Prompt -
Copy each line below that includes "นยายน".
___ Data provided
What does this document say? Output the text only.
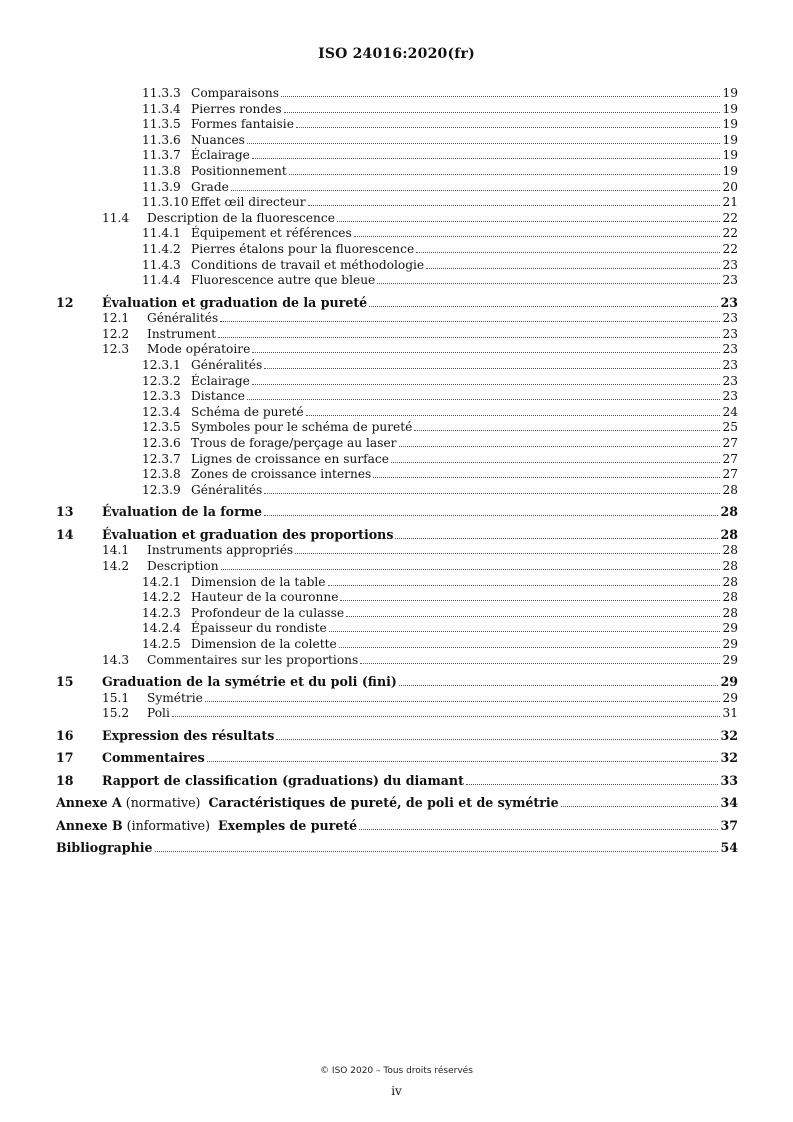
ISO 24016:2020(fr)
11.3.3 Comparaisons	19
11.3.4 Pierres rondes	19
11.3.5 Formes fantaisie	19
11.3.6 Nuances	19
11.3.7 Éclairage	19
11.3.8 Positionnement	19
11.3.9 Grade	20
11.3.10 Effet œil directeur	21
11.4	Description de la fluorescence	22
11.4.1 Équipement et références	22
11.4.2 Pierres étalons pour la fluorescence	22
11.4.3 Conditions de travail et méthodologie	23
11.4.4 Fluorescence autre que bleue	23
12	Évaluation et graduation de la pureté	23
12.1	Généralités	23
12.2	Instrument	23
12.3	Mode opératoire	23
12.3.1 Généralités	23
12.3.2 Éclairage	23
12.3.3 Distance	23
12.3.4 Schéma de pureté	24
12.3.5 Symboles pour le schéma de pureté	25
12.3.6 Trous de forage/perçage au laser	27
12.3.7 Lignes de croissance en surface	27
12.3.8 Zones de croissance internes	27
12.3.9 Généralités	28
13	Évaluation de la forme	28
14	Évaluation et graduation des proportions	28
14.1	Instruments appropriés	28
14.2	Description	28
14.2.1 Dimension de la table	28
14.2.2 Hauteur de la couronne	28
14.2.3 Profondeur de la culasse	28
14.2.4 Épaisseur du rondiste	29
14.2.5 Dimension de la colette	29
14.3	Commentaires sur les proportions	29
15	Graduation de la symétrie et du poli (fini)	29
15.1	Symétrie	29
15.2	Poli	31
16	Expression des résultats	32
17	Commentaires	32
18	Rapport de classification (graduations) du diamant	33
Annexe A (normative)  Caractéristiques de pureté, de poli et de symétrie	34
Annexe B (informative)  Exemples de pureté	37
Bibliographie	54
© ISO 2020 – Tous droits réservés
iv
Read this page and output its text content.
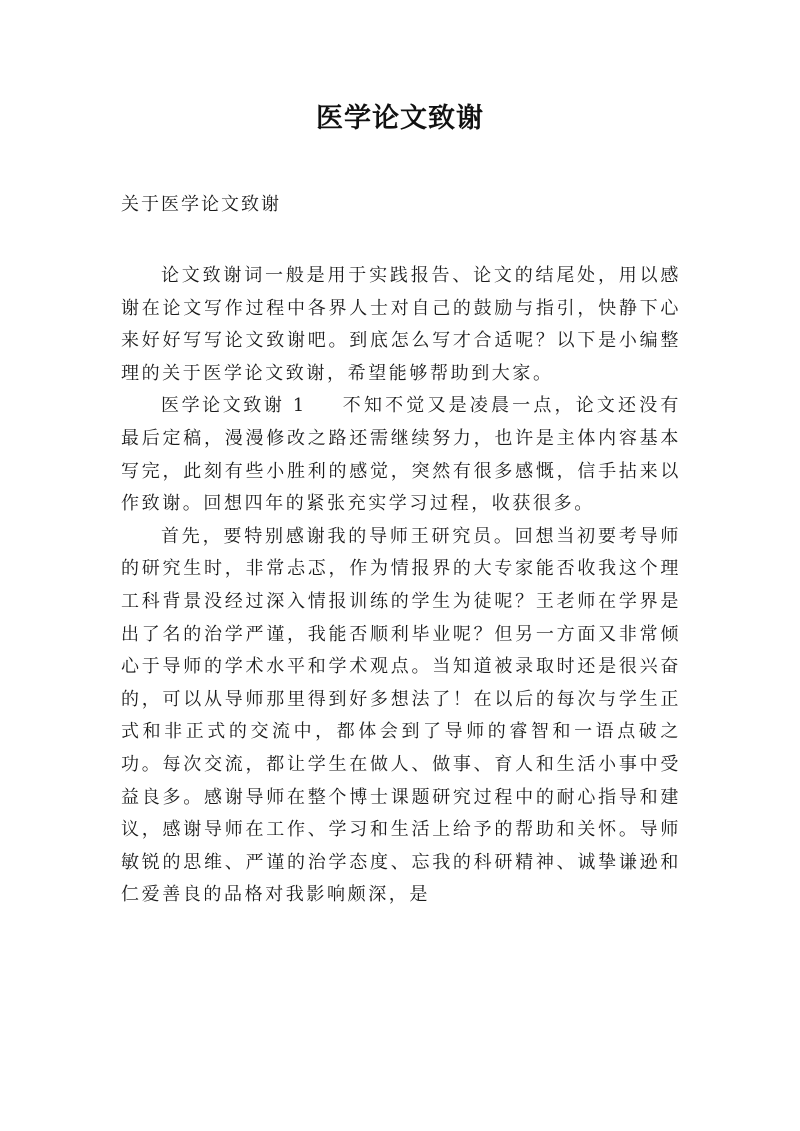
医学论文致谢
关于医学论文致谢

论文致谢词一般是用于实践报告、论文的结尾处，用以感谢在论文写作过程中各界人士对自己的鼓励与指引，快静下心来好好写写论文致谢吧。到底怎么写才合适呢？以下是小编整理的关于医学论文致谢，希望能够帮助到大家。

医学论文致谢 1 不知不觉又是凌晨一点，论文还没有最后定稿，漫漫修改之路还需继续努力，也许是主体内容基本写完，此刻有些小胜利的感觉，突然有很多感慨，信手拈来以作致谢。回想四年的紧张充实学习过程，收获很多。

首先，要特别感谢我的导师王研究员。回想当初要考导师的研究生时，非常忐忑，作为情报界的大专家能否收我这个理工科背景没经过深入情报训练的学生为徒呢？王老师在学界是出了名的治学严谨，我能否顺利毕业呢？但另一方面又非常倾心于导师的学术水平和学术观点。当知道被录取时还是很兴奋的，可以从导师那里得到好多想法了！在以后的每次与学生正式和非正式的交流中，都体会到了导师的睿智和一语点破之功。每次交流，都让学生在做人、做事、育人和生活小事中受益良多。感谢导师在整个博士课题研究过程中的耐心指导和建议，感谢导师在工作、学习和生活上给予的帮助和关怀。导师敏锐的思维、严谨的治学态度、忘我的科研精神、诚挚谦逊和仁爱善良的品格对我影响颇深，是
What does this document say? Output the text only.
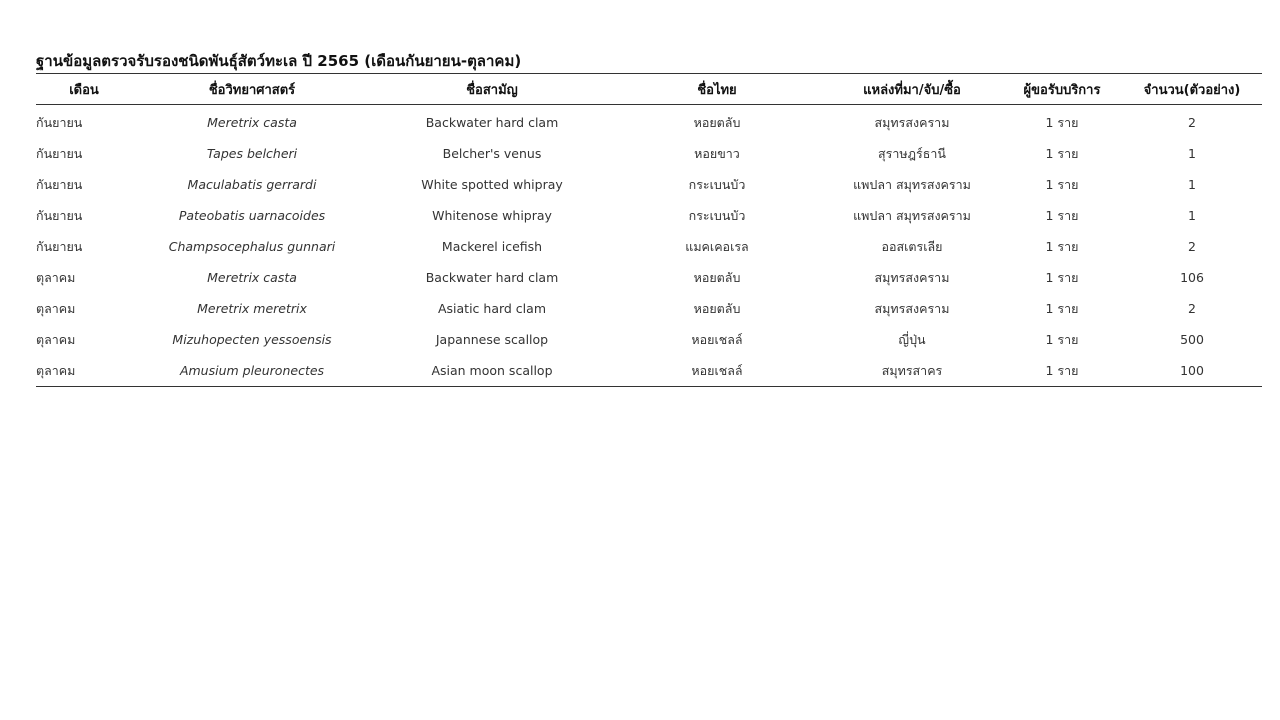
ฐานข้อมูลตรวจรับรองชนิดพันธุ์สัตว์ทะเล ปี 2565 (เดือนกันยายน-ตุลาคม)
เดือน	ชื่อวิทยาศาสตร์	ชื่อสามัญ	ชื่อไทย	แหล่งที่มา/จับ/ซื้อ	ผู้ขอรับบริการ	จำนวน(ตัวอย่าง)
กันยายน	Meretrix casta	Backwater hard clam	หอยตลับ	สมุทรสงคราม	1 ราย	2
กันยายน	Tapes belcheri	Belcher's venus	หอยขาว	สุราษฎร์ธานี	1 ราย	1
กันยายน	Maculabatis gerrardi	White spotted whipray	กระเบนบัว	แพปลา สมุทรสงคราม	1 ราย	1
กันยายน	Pateobatis uarnacoides	Whitenose whipray	กระเบนบัว	แพปลา สมุทรสงคราม	1 ราย	1
กันยายน	Champsocephalus gunnari	Mackerel icefish	แมคเคอเรล	ออสเตรเลีย	1 ราย	2
ตุลาคม	Meretrix casta	Backwater hard clam	หอยตลับ	สมุทรสงคราม	1 ราย	106
ตุลาคม	Meretrix meretrix	Asiatic hard clam	หอยตลับ	สมุทรสงคราม	1 ราย	2
ตุลาคม	Mizuhopecten yessoensis	Japannese scallop	หอยเชลล์	ญี่ปุ่น	1 ราย	500
ตุลาคม	Amusium pleuronectes	Asian moon scallop	หอยเชลล์	สมุทรสาคร	1 ราย	100
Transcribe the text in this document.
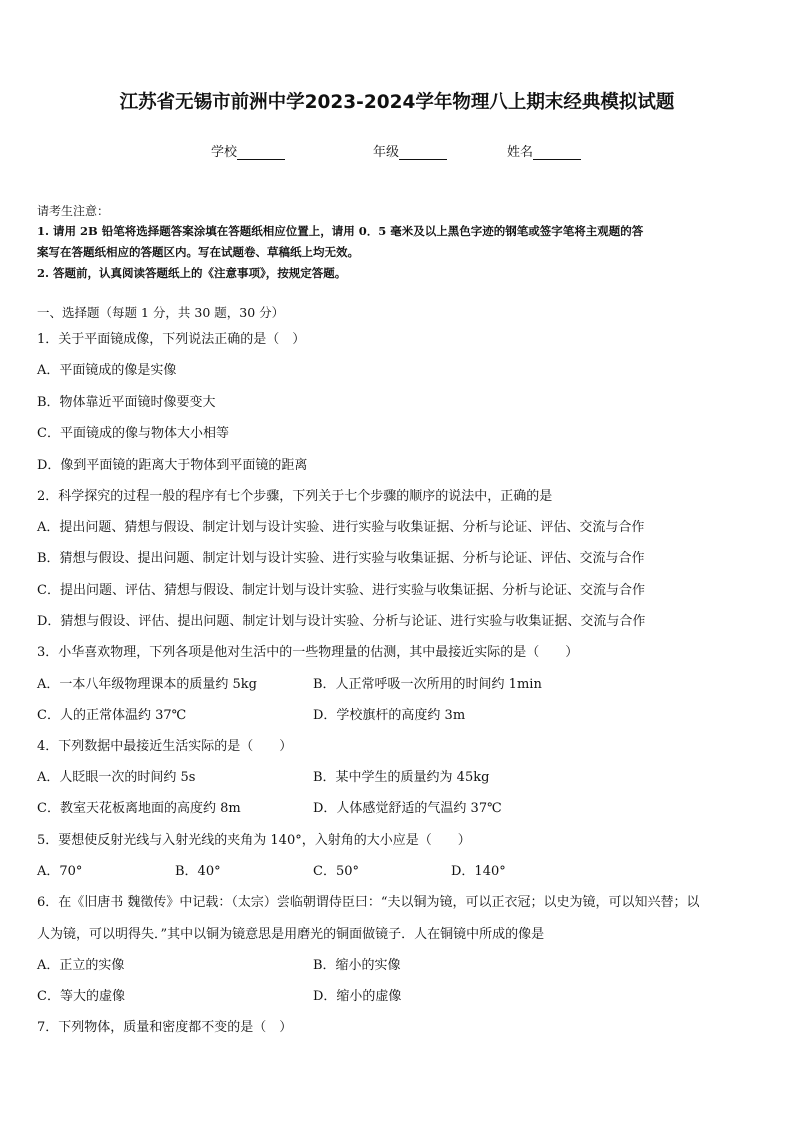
江苏省无锡市前洲中学2023-2024学年物理八上期末经典模拟试题
学校	年级	姓名
请考生注意：
1. 请用 2B 铅笔将选择题答案涂填在答题纸相应位置上，请用 0．5 毫米及以上黑色字迹的钢笔或签字笔将主观题的答
案写在答题纸相应的答题区内。写在试题卷、草稿纸上均无效。
2. 答题前，认真阅读答题纸上的《注意事项》，按规定答题。
一、选择题（每题 1 分，共 30 题，30 分）
1．关于平面镜成像，下列说法正确的是（　）
A．平面镜成的像是实像
B．物体靠近平面镜时像要变大
C．平面镜成的像与物体大小相等
D．像到平面镜的距离大于物体到平面镜的距离
2．科学探究的过程一般的程序有七个步骤，下列关于七个步骤的顺序的说法中，正确的是
A．提出问题、猜想与假设、制定计划与设计实验、进行实验与收集证据、分析与论证、评估、交流与合作
B．猜想与假设、提出问题、制定计划与设计实验、进行实验与收集证据、分析与论证、评估、交流与合作
C．提出问题、评估、猜想与假设、制定计划与设计实验、进行实验与收集证据、分析与论证、交流与合作
D．猜想与假设、评估、提出问题、制定计划与设计实验、分析与论证、进行实验与收集证据、交流与合作
3．小华喜欢物理，下列各项是他对生活中的一些物理量的估测，其中最接近实际的是（　　）
A．一本八年级物理课本的质量约 5kg	B．人正常呼吸一次所用的时间约 1min
C．人的正常体温约 37℃	D．学校旗杆的高度约 3m
4．下列数据中最接近生活实际的是（　　）
A．人眨眼一次的时间约 5s	B．某中学生的质量约为 45kg
C．教室天花板离地面的高度约 8m	D．人体感觉舒适的气温约 37℃
5．要想使反射光线与入射光线的夹角为 140°，入射角的大小应是（　　）
A．70°	B．40°	C．50°	D．140°
6．在《旧唐书 魏徵传》中记载：（太宗）尝临朝谓侍臣曰：“夫以铜为镜，可以正衣冠；以史为镜，可以知兴替；以
人为镜，可以明得失．”其中以铜为镜意思是用磨光的铜面做镜子．人在铜镜中所成的像是
A．正立的实像	B．缩小的实像
C．等大的虚像	D．缩小的虚像
7．下列物体，质量和密度都不变的是（　）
______
Response -
ฐานข้อมูลตรวจรับรองชนิดพันธุ์สัตว์ทะเล ปี 2565 (เดือนกันยายน-ตุลาคม)
กันยายน	Meretrix casta	Backwater hard clam	หอยตลับ	สมุทรสงคราม	1 ราย	2
กันยายน	Tapes belcheri	Belcher's venus	หอยขาว	สุราษฎร์ธานี	1 ราย	1
กันยายน	Maculabatis gerrardi	White spotted whipray	กระเบนบัว	แพปลา สมุทรสงคราม	1 ราย	1
กันยายน	Pateobatis uarnacoides	Whitenose whipray	กระเบนบัว	แพปลา สมุทรสงคราม	1 ราย	1
กันยายน	Champsocephalus gunnari	Mackerel icefish	แมคเคอเรล	ออสเตรเลีย	1 ราย	2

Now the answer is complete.